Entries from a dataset
▽
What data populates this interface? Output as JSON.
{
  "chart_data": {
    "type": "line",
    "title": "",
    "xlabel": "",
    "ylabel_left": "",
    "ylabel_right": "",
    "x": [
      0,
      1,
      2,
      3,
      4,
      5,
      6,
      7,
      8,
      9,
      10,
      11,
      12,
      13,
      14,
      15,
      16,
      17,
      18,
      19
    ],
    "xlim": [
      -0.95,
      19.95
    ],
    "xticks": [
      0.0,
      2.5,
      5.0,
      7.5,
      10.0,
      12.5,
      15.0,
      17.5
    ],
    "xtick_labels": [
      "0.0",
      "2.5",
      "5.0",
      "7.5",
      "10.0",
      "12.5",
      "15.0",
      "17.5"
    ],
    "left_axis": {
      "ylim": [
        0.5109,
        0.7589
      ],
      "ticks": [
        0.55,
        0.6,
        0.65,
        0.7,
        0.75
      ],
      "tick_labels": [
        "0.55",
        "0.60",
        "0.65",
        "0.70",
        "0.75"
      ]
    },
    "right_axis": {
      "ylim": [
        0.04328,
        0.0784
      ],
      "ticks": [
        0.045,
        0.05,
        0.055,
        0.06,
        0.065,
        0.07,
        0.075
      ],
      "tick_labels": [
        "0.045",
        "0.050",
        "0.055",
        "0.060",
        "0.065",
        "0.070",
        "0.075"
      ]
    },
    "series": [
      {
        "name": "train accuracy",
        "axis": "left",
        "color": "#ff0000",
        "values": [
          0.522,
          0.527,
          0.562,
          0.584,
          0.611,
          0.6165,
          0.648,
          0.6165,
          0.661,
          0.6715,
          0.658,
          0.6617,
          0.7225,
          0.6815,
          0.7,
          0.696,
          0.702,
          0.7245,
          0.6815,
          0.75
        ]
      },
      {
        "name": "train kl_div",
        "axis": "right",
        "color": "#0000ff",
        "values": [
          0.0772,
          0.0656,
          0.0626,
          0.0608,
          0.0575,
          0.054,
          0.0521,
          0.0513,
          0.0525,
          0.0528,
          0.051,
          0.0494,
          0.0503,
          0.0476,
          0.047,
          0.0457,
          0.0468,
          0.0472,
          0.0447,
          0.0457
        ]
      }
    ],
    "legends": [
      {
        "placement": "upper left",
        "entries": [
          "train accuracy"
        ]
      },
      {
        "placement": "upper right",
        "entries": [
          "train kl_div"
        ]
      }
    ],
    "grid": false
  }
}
△
## Short exercise:
Retype all of the entries precisely as they are.

## Output for this exercise:
What data populates this interface? Output as JSON.
{
  "chart_data": {
    "type": "line",
    "title": "",
    "xlabel": "",
    "ylabel_left": "",
    "ylabel_right": "",
    "x": [
      0,
      1,
      2,
      3,
      4,
      5,
      6,
      7,
      8,
      9,
      10,
      11,
      12,
      13,
      14,
      15,
      16,
      17,
      18,
      19
    ],
    "xlim": [
      -0.95,
      19.95
    ],
    "xticks": [
      0.0,
      2.5,
      5.0,
      7.5,
      10.0,
      12.5,
      15.0,
      17.5
    ],
    "xtick_labels": [
      "0.0",
      "2.5",
      "5.0",
      "7.5",
      "10.0",
      "12.5",
      "15.0",
      "17.5"
    ],
    "left_axis": {
      "ylim": [
        0.5109,
        0.7589
      ],
      "ticks": [
        0.55,
        0.6,
        0.65,
        0.7,
        0.75
      ],
      "tick_labels": [
        "0.55",
        "0.60",
        "0.65",
        "0.70",
        "0.75"
      ]
    },
    "right_axis": {
      "ylim": [
        0.04328,
        0.0784
      ],
      "ticks": [
        0.045,
        0.05,
        0.055,
        0.06,
        0.065,
        0.07,
        0.075
      ],
      "tick_labels": [
        "0.045",
        "0.050",
        "0.055",
        "0.060",
        "0.065",
        "0.070",
        "0.075"
      ]
    },
    "series": [
      {
        "name": "train accuracy",
        "axis": "left",
        "color": "#ff0000",
        "values": [
          0.522,
          0.527,
          0.562,
          0.584,
          0.611,
          0.6165,
          0.648,
          0.6165,
          0.661,
          0.6715,
          0.658,
          0.6617,
          0.7225,
          0.6815,
          0.7,
          0.696,
          0.702,
          0.7245,
          0.6815,
          0.75
        ]
      },
      {
        "name": "train kl_div",
        "axis": "right",
        "color": "#0000ff",
        "values": [
          0.0772,
          0.0656,
          0.0626,
          0.0608,
          0.0575,
          0.054,
          0.0521,
          0.0513,
          0.0525,
          0.0528,
          0.051,
          0.0494,
          0.0503,
          0.0476,
          0.047,
          0.0457,
          0.0468,
          0.0472,
          0.0447,
          0.0457
        ]
      }
    ],
    "legends": [
      {
        "placement": "upper left",
        "entries": [
          "train accuracy"
        ]
      },
      {
        "placement": "upper right",
        "entries": [
          "train kl_div"
        ]
      }
    ],
    "grid": false
  }
}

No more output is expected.